_Extracted records_
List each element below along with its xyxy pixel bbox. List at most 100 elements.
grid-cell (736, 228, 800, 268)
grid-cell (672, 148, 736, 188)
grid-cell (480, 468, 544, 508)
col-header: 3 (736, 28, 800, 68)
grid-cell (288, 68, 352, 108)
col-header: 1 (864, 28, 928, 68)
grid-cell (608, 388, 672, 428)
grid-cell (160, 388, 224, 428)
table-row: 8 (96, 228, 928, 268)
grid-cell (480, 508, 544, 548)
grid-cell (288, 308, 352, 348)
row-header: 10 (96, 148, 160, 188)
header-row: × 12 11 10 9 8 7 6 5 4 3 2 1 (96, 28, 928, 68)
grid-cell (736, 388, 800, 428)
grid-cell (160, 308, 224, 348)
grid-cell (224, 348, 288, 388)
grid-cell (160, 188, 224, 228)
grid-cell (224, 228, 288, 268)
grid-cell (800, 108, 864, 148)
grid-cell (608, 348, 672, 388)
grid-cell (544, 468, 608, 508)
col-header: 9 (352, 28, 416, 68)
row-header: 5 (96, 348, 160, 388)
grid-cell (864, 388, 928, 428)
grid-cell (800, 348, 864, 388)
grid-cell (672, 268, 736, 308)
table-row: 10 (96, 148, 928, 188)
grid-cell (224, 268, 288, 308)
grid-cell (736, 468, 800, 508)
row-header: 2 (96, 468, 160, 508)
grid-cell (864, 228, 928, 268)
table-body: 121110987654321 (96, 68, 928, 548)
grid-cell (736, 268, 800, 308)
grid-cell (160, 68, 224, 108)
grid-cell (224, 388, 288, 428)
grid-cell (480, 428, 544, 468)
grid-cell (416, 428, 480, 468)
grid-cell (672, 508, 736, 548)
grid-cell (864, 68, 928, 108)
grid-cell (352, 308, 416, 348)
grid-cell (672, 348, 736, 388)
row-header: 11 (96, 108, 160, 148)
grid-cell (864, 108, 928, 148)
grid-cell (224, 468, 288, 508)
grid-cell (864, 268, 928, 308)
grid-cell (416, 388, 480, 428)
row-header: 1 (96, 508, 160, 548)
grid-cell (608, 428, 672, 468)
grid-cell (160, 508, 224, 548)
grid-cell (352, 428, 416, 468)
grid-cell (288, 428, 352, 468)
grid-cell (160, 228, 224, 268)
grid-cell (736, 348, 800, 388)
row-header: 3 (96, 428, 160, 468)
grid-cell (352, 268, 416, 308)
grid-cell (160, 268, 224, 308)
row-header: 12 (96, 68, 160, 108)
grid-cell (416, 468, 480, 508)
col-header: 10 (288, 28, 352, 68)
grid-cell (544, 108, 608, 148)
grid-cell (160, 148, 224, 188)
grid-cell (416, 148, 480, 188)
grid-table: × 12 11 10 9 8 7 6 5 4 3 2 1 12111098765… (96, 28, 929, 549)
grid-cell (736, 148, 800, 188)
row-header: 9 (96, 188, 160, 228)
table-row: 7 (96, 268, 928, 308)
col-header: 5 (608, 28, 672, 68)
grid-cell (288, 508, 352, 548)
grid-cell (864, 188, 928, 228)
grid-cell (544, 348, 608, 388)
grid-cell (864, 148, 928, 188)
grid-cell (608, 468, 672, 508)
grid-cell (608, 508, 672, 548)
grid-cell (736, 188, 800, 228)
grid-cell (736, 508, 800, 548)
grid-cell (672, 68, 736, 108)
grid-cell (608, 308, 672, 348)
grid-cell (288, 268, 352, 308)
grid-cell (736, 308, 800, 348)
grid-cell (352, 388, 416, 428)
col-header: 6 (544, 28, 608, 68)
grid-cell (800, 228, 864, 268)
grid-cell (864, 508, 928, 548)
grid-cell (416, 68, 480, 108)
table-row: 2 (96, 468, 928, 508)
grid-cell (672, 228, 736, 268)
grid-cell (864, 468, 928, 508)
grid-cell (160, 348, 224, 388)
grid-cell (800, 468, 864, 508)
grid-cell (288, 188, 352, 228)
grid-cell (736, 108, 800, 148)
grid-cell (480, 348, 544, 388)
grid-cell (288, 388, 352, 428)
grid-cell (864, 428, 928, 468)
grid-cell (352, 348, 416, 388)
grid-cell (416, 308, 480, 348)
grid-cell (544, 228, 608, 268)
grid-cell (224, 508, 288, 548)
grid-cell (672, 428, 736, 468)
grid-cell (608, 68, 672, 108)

_The request_
Rewrite the material above with every "row-header" changed to "row-label" and everything else left unchanged.

_Complete output_
List each element below along with its xyxy pixel bbox. List at most 100 elements.
grid-cell (736, 228, 800, 268)
grid-cell (672, 148, 736, 188)
grid-cell (480, 468, 544, 508)
col-header: 3 (736, 28, 800, 68)
grid-cell (288, 68, 352, 108)
col-header: 1 (864, 28, 928, 68)
grid-cell (608, 388, 672, 428)
grid-cell (160, 388, 224, 428)
table-row: 8 (96, 228, 928, 268)
grid-cell (480, 508, 544, 548)
grid-cell (288, 308, 352, 348)
row-label: 10 (96, 148, 160, 188)
header-row: × 12 11 10 9 8 7 6 5 4 3 2 1 (96, 28, 928, 68)
grid-cell (736, 388, 800, 428)
grid-cell (160, 308, 224, 348)
grid-cell (224, 348, 288, 388)
grid-cell (160, 188, 224, 228)
grid-cell (224, 228, 288, 268)
grid-cell (800, 108, 864, 148)
grid-cell (608, 348, 672, 388)
grid-cell (544, 468, 608, 508)
col-header: 9 (352, 28, 416, 68)
row-label: 5 (96, 348, 160, 388)
grid-cell (864, 388, 928, 428)
grid-cell (800, 348, 864, 388)
grid-cell (672, 268, 736, 308)
table-row: 10 (96, 148, 928, 188)
grid-cell (224, 268, 288, 308)
grid-cell (736, 468, 800, 508)
row-label: 2 (96, 468, 160, 508)
grid-cell (864, 228, 928, 268)
table-body: 121110987654321 (96, 68, 928, 548)
grid-cell (736, 268, 800, 308)
grid-cell (160, 68, 224, 108)
grid-cell (224, 388, 288, 428)
grid-cell (480, 428, 544, 468)
grid-cell (416, 428, 480, 468)
grid-cell (672, 508, 736, 548)
grid-cell (864, 68, 928, 108)
grid-cell (352, 308, 416, 348)
grid-cell (672, 348, 736, 388)
row-label: 11 (96, 108, 160, 148)
grid-cell (864, 108, 928, 148)
grid-cell (224, 468, 288, 508)
grid-cell (864, 268, 928, 308)
grid-cell (416, 388, 480, 428)
row-label: 1 (96, 508, 160, 548)
grid-cell (608, 428, 672, 468)
grid-cell (160, 508, 224, 548)
grid-cell (352, 428, 416, 468)
grid-cell (288, 428, 352, 468)
grid-cell (160, 228, 224, 268)
grid-cell (736, 348, 800, 388)
row-label: 3 (96, 428, 160, 468)
grid-cell (352, 268, 416, 308)
grid-cell (160, 268, 224, 308)
row-label: 12 (96, 68, 160, 108)
grid-cell (416, 468, 480, 508)
col-header: 10 (288, 28, 352, 68)
grid-cell (544, 108, 608, 148)
grid-cell (160, 148, 224, 188)
grid-cell (416, 148, 480, 188)
grid-table: × 12 11 10 9 8 7 6 5 4 3 2 1 12111098765… (96, 28, 929, 549)
grid-cell (736, 148, 800, 188)
row-label: 9 (96, 188, 160, 228)
table-row: 7 (96, 268, 928, 308)
col-header: 5 (608, 28, 672, 68)
grid-cell (288, 508, 352, 548)
grid-cell (864, 188, 928, 228)
grid-cell (544, 348, 608, 388)
grid-cell (864, 148, 928, 188)
grid-cell (608, 468, 672, 508)
grid-cell (608, 508, 672, 548)
grid-cell (736, 188, 800, 228)
grid-cell (736, 508, 800, 548)
grid-cell (672, 68, 736, 108)
grid-cell (608, 308, 672, 348)
grid-cell (288, 268, 352, 308)
grid-cell (736, 308, 800, 348)
grid-cell (352, 388, 416, 428)
col-header: 6 (544, 28, 608, 68)
grid-cell (800, 228, 864, 268)
grid-cell (864, 508, 928, 548)
grid-cell (416, 68, 480, 108)
table-row: 2 (96, 468, 928, 508)
grid-cell (672, 228, 736, 268)
grid-cell (864, 468, 928, 508)
grid-cell (160, 348, 224, 388)
grid-cell (800, 468, 864, 508)
grid-cell (288, 188, 352, 228)
grid-cell (736, 108, 800, 148)
grid-cell (480, 348, 544, 388)
grid-cell (288, 388, 352, 428)
grid-cell (864, 428, 928, 468)
grid-cell (352, 348, 416, 388)
grid-cell (416, 308, 480, 348)
grid-cell (544, 228, 608, 268)
grid-cell (224, 508, 288, 548)
grid-cell (672, 428, 736, 468)
grid-cell (608, 68, 672, 108)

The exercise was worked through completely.